#### Material for this exercise:
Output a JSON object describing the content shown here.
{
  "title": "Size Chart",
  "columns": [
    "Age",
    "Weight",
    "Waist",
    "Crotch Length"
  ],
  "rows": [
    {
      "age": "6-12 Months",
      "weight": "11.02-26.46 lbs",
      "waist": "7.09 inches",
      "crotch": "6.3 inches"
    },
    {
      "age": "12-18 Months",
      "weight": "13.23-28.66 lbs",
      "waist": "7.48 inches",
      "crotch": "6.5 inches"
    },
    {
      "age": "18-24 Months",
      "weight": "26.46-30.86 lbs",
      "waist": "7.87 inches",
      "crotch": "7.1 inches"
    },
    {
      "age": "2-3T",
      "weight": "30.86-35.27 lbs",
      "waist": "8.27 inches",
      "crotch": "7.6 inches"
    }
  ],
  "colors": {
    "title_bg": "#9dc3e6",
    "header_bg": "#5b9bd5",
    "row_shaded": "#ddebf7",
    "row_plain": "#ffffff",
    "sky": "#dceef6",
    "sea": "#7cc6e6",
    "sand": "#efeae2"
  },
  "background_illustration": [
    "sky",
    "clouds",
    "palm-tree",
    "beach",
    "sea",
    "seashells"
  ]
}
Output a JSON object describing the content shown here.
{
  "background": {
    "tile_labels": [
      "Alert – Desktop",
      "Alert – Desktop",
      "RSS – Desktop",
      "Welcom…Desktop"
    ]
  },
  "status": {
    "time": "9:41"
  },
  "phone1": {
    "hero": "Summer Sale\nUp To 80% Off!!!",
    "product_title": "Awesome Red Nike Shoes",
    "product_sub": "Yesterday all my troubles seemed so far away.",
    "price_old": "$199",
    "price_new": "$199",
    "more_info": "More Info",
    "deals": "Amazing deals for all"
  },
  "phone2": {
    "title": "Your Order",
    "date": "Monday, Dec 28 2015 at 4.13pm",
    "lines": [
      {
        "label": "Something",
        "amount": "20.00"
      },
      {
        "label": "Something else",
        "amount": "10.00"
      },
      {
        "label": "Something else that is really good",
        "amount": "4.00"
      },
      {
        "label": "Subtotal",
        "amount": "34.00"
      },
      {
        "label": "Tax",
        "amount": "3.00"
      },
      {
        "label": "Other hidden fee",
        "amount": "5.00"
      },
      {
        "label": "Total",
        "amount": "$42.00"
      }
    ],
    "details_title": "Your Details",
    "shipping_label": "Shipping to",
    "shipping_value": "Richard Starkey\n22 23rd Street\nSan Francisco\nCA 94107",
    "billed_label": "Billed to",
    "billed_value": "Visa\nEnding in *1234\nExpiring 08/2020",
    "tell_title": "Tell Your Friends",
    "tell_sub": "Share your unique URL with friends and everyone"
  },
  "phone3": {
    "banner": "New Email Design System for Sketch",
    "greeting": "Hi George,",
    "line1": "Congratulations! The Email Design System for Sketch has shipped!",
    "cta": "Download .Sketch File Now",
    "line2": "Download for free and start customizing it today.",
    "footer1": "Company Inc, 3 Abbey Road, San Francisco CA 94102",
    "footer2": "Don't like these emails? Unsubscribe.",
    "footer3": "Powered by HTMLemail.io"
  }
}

#### Problem details:
Set all of the entries down again, exactly as they were given.

#### Answer to this exercise:
Output a JSON object describing the content shown here.
{
  "title": "Size Chart",
  "columns": [
    "Age",
    "Weight",
    "Waist",
    "Crotch Length"
  ],
  "rows": [
    {
      "age": "6-12 Months",
      "weight": "11.02-26.46 lbs",
      "waist": "7.09 inches",
      "crotch": "6.3 inches"
    },
    {
      "age": "12-18 Months",
      "weight": "13.23-28.66 lbs",
      "waist": "7.48 inches",
      "crotch": "6.5 inches"
    },
    {
      "age": "18-24 Months",
      "weight": "26.46-30.86 lbs",
      "waist": "7.87 inches",
      "crotch": "7.1 inches"
    },
    {
      "age": "2-3T",
      "weight": "30.86-35.27 lbs",
      "waist": "8.27 inches",
      "crotch": "7.6 inches"
    }
  ],
  "colors": {
    "title_bg": "#9dc3e6",
    "header_bg": "#5b9bd5",
    "row_shaded": "#ddebf7",
    "row_plain": "#ffffff",
    "sky": "#dceef6",
    "sea": "#7cc6e6",
    "sand": "#efeae2"
  },
  "background_illustration": [
    "sky",
    "clouds",
    "palm-tree",
    "beach",
    "sea",
    "seashells"
  ]
}
Output a JSON object describing the content shown here.
{
  "background": {
    "tile_labels": [
      "Alert – Desktop",
      "Alert – Desktop",
      "RSS – Desktop",
      "Welcom…Desktop"
    ]
  },
  "status": {
    "time": "9:41"
  },
  "phone1": {
    "hero": "Summer Sale\nUp To 80% Off!!!",
    "product_title": "Awesome Red Nike Shoes",
    "product_sub": "Yesterday all my troubles seemed so far away.",
    "price_old": "$199",
    "price_new": "$199",
    "more_info": "More Info",
    "deals": "Amazing deals for all"
  },
  "phone2": {
    "title": "Your Order",
    "date": "Monday, Dec 28 2015 at 4.13pm",
    "lines": [
      {
        "label": "Something",
        "amount": "20.00"
      },
      {
        "label": "Something else",
        "amount": "10.00"
      },
      {
        "label": "Something else that is really good",
        "amount": "4.00"
      },
      {
        "label": "Subtotal",
        "amount": "34.00"
      },
      {
        "label": "Tax",
        "amount": "3.00"
      },
      {
        "label": "Other hidden fee",
        "amount": "5.00"
      },
      {
        "label": "Total",
        "amount": "$42.00"
      }
    ],
    "details_title": "Your Details",
    "shipping_label": "Shipping to",
    "shipping_value": "Richard Starkey\n22 23rd Street\nSan Francisco\nCA 94107",
    "billed_label": "Billed to",
    "billed_value": "Visa\nEnding in *1234\nExpiring 08/2020",
    "tell_title": "Tell Your Friends",
    "tell_sub": "Share your unique URL with friends and everyone"
  },
  "phone3": {
    "banner": "New Email Design System for Sketch",
    "greeting": "Hi George,",
    "line1": "Congratulations! The Email Design System for Sketch has shipped!",
    "cta": "Download .Sketch File Now",
    "line2": "Download for free and start customizing it today.",
    "footer1": "Company Inc, 3 Abbey Road, San Francisco CA 94102",
    "footer2": "Don't like these emails? Unsubscribe.",
    "footer3": "Powered by HTMLemail.io"
  }
}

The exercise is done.